-------- Data extract --------
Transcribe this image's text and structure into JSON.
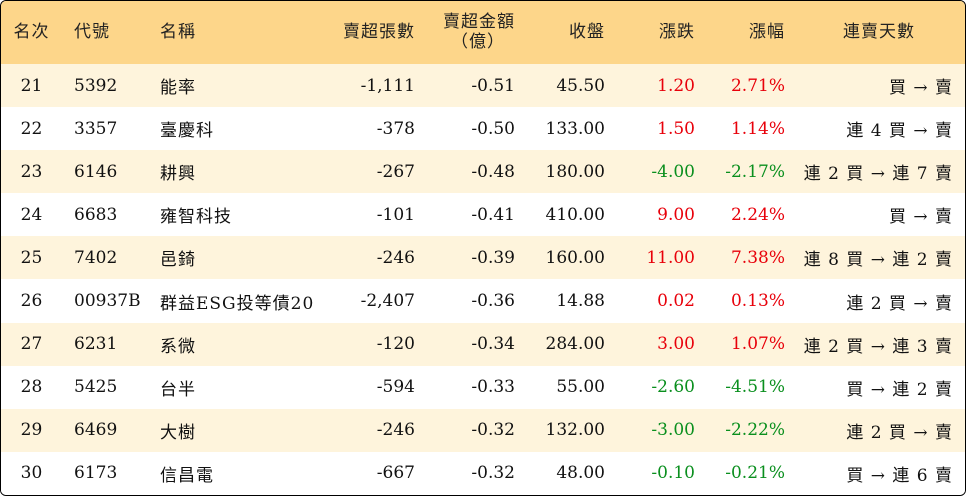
{
  "colors": {
    "header_bg": "#fdd68a",
    "stripe_bg": "#fef4dc",
    "up": "#e8000a",
    "down": "#0a8f1e"
  },
  "headers": {
    "rank": "名次",
    "code": "代號",
    "name": "名稱",
    "net_sell_lots": "賣超張數",
    "net_sell_amount": "賣超金額",
    "net_sell_amount_unit": "（億）",
    "close": "收盤",
    "change": "漲跌",
    "change_pct": "漲幅",
    "streak": "連賣天數"
  },
  "rows": [
    {
      "rank": "21",
      "code": "5392",
      "name": "能率",
      "lots": "-1,111",
      "amount": "-0.51",
      "close": "45.50",
      "change": "1.20",
      "pct": "2.71%",
      "dir": "up",
      "streak": "買 → 賣"
    },
    {
      "rank": "22",
      "code": "3357",
      "name": "臺慶科",
      "lots": "-378",
      "amount": "-0.50",
      "close": "133.00",
      "change": "1.50",
      "pct": "1.14%",
      "dir": "up",
      "streak": "連 4 買 → 賣"
    },
    {
      "rank": "23",
      "code": "6146",
      "name": "耕興",
      "lots": "-267",
      "amount": "-0.48",
      "close": "180.00",
      "change": "-4.00",
      "pct": "-2.17%",
      "dir": "down",
      "streak": "連 2 買 → 連 7 賣"
    },
    {
      "rank": "24",
      "code": "6683",
      "name": "雍智科技",
      "lots": "-101",
      "amount": "-0.41",
      "close": "410.00",
      "change": "9.00",
      "pct": "2.24%",
      "dir": "up",
      "streak": "買 → 賣"
    },
    {
      "rank": "25",
      "code": "7402",
      "name": "邑錡",
      "lots": "-246",
      "amount": "-0.39",
      "close": "160.00",
      "change": "11.00",
      "pct": "7.38%",
      "dir": "up",
      "streak": "連 8 買 → 連 2 賣"
    },
    {
      "rank": "26",
      "code": "00937B",
      "name": "群益ESG投等債20",
      "lots": "-2,407",
      "amount": "-0.36",
      "close": "14.88",
      "change": "0.02",
      "pct": "0.13%",
      "dir": "up",
      "streak": "連 2 買 → 賣"
    },
    {
      "rank": "27",
      "code": "6231",
      "name": "系微",
      "lots": "-120",
      "amount": "-0.34",
      "close": "284.00",
      "change": "3.00",
      "pct": "1.07%",
      "dir": "up",
      "streak": "連 2 買 → 連 3 賣"
    },
    {
      "rank": "28",
      "code": "5425",
      "name": "台半",
      "lots": "-594",
      "amount": "-0.33",
      "close": "55.00",
      "change": "-2.60",
      "pct": "-4.51%",
      "dir": "down",
      "streak": "買 → 連 2 賣"
    },
    {
      "rank": "29",
      "code": "6469",
      "name": "大樹",
      "lots": "-246",
      "amount": "-0.32",
      "close": "132.00",
      "change": "-3.00",
      "pct": "-2.22%",
      "dir": "down",
      "streak": "連 2 買 → 賣"
    },
    {
      "rank": "30",
      "code": "6173",
      "name": "信昌電",
      "lots": "-667",
      "amount": "-0.32",
      "close": "48.00",
      "change": "-0.10",
      "pct": "-0.21%",
      "dir": "down",
      "streak": "買 → 連 6 賣"
    }
  ]
}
--------
→ **What you should do**
Print all entries exactly. The images do not belong in the copy.

→ **Finished task**
Transcribe this image's text and structure into JSON.
{
  "colors": {
    "header_bg": "#fdd68a",
    "stripe_bg": "#fef4dc",
    "up": "#e8000a",
    "down": "#0a8f1e"
  },
  "headers": {
    "rank": "名次",
    "code": "代號",
    "name": "名稱",
    "net_sell_lots": "賣超張數",
    "net_sell_amount": "賣超金額",
    "net_sell_amount_unit": "（億）",
    "close": "收盤",
    "change": "漲跌",
    "change_pct": "漲幅",
    "streak": "連賣天數"
  },
  "rows": [
    {
      "rank": "21",
      "code": "5392",
      "name": "能率",
      "lots": "-1,111",
      "amount": "-0.51",
      "close": "45.50",
      "change": "1.20",
      "pct": "2.71%",
      "dir": "up",
      "streak": "買 → 賣"
    },
    {
      "rank": "22",
      "code": "3357",
      "name": "臺慶科",
      "lots": "-378",
      "amount": "-0.50",
      "close": "133.00",
      "change": "1.50",
      "pct": "1.14%",
      "dir": "up",
      "streak": "連 4 買 → 賣"
    },
    {
      "rank": "23",
      "code": "6146",
      "name": "耕興",
      "lots": "-267",
      "amount": "-0.48",
      "close": "180.00",
      "change": "-4.00",
      "pct": "-2.17%",
      "dir": "down",
      "streak": "連 2 買 → 連 7 賣"
    },
    {
      "rank": "24",
      "code": "6683",
      "name": "雍智科技",
      "lots": "-101",
      "amount": "-0.41",
      "close": "410.00",
      "change": "9.00",
      "pct": "2.24%",
      "dir": "up",
      "streak": "買 → 賣"
    },
    {
      "rank": "25",
      "code": "7402",
      "name": "邑錡",
      "lots": "-246",
      "amount": "-0.39",
      "close": "160.00",
      "change": "11.00",
      "pct": "7.38%",
      "dir": "up",
      "streak": "連 8 買 → 連 2 賣"
    },
    {
      "rank": "26",
      "code": "00937B",
      "name": "群益ESG投等債20",
      "lots": "-2,407",
      "amount": "-0.36",
      "close": "14.88",
      "change": "0.02",
      "pct": "0.13%",
      "dir": "up",
      "streak": "連 2 買 → 賣"
    },
    {
      "rank": "27",
      "code": "6231",
      "name": "系微",
      "lots": "-120",
      "amount": "-0.34",
      "close": "284.00",
      "change": "3.00",
      "pct": "1.07%",
      "dir": "up",
      "streak": "連 2 買 → 連 3 賣"
    },
    {
      "rank": "28",
      "code": "5425",
      "name": "台半",
      "lots": "-594",
      "amount": "-0.33",
      "close": "55.00",
      "change": "-2.60",
      "pct": "-4.51%",
      "dir": "down",
      "streak": "買 → 連 2 賣"
    },
    {
      "rank": "29",
      "code": "6469",
      "name": "大樹",
      "lots": "-246",
      "amount": "-0.32",
      "close": "132.00",
      "change": "-3.00",
      "pct": "-2.22%",
      "dir": "down",
      "streak": "連 2 買 → 賣"
    },
    {
      "rank": "30",
      "code": "6173",
      "name": "信昌電",
      "lots": "-667",
      "amount": "-0.32",
      "close": "48.00",
      "change": "-0.10",
      "pct": "-0.21%",
      "dir": "down",
      "streak": "買 → 連 6 賣"
    }
  ]
}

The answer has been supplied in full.